-------- Data extract

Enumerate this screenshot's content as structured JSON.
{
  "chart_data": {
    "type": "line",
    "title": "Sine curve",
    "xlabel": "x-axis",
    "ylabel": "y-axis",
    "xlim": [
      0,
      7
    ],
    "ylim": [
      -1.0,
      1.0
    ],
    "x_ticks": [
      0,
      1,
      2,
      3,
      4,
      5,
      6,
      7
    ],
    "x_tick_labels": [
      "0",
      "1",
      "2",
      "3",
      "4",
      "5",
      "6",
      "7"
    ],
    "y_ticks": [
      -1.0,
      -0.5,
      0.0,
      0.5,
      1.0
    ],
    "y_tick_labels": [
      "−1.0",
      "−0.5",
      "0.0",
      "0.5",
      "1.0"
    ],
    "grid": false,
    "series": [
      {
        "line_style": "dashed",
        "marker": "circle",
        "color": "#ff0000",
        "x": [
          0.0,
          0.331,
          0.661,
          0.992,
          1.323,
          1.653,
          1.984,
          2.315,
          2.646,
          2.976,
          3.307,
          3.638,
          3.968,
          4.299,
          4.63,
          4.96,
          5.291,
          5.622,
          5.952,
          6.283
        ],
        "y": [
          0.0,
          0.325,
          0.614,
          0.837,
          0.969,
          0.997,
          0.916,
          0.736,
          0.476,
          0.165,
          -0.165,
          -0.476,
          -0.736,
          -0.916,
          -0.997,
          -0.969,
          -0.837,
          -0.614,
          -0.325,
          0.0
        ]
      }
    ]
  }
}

----------------

• [Description of the task]: Transcribe all of the entries without altering anything.

• [Output of the task]:
Enumerate this screenshot's content as structured JSON.
{
  "chart_data": {
    "type": "line",
    "title": "Sine curve",
    "xlabel": "x-axis",
    "ylabel": "y-axis",
    "xlim": [
      0,
      7
    ],
    "ylim": [
      -1.0,
      1.0
    ],
    "x_ticks": [
      0,
      1,
      2,
      3,
      4,
      5,
      6,
      7
    ],
    "x_tick_labels": [
      "0",
      "1",
      "2",
      "3",
      "4",
      "5",
      "6",
      "7"
    ],
    "y_ticks": [
      -1.0,
      -0.5,
      0.0,
      0.5,
      1.0
    ],
    "y_tick_labels": [
      "−1.0",
      "−0.5",
      "0.0",
      "0.5",
      "1.0"
    ],
    "grid": false,
    "series": [
      {
        "line_style": "dashed",
        "marker": "circle",
        "color": "#ff0000",
        "x": [
          0.0,
          0.331,
          0.661,
          0.992,
          1.323,
          1.653,
          1.984,
          2.315,
          2.646,
          2.976,
          3.307,
          3.638,
          3.968,
          4.299,
          4.63,
          4.96,
          5.291,
          5.622,
          5.952,
          6.283
        ],
        "y": [
          0.0,
          0.325,
          0.614,
          0.837,
          0.969,
          0.997,
          0.916,
          0.736,
          0.476,
          0.165,
          -0.165,
          -0.476,
          -0.736,
          -0.916,
          -0.997,
          -0.969,
          -0.837,
          -0.614,
          -0.325,
          0.0
        ]
      }
    ]
  }
}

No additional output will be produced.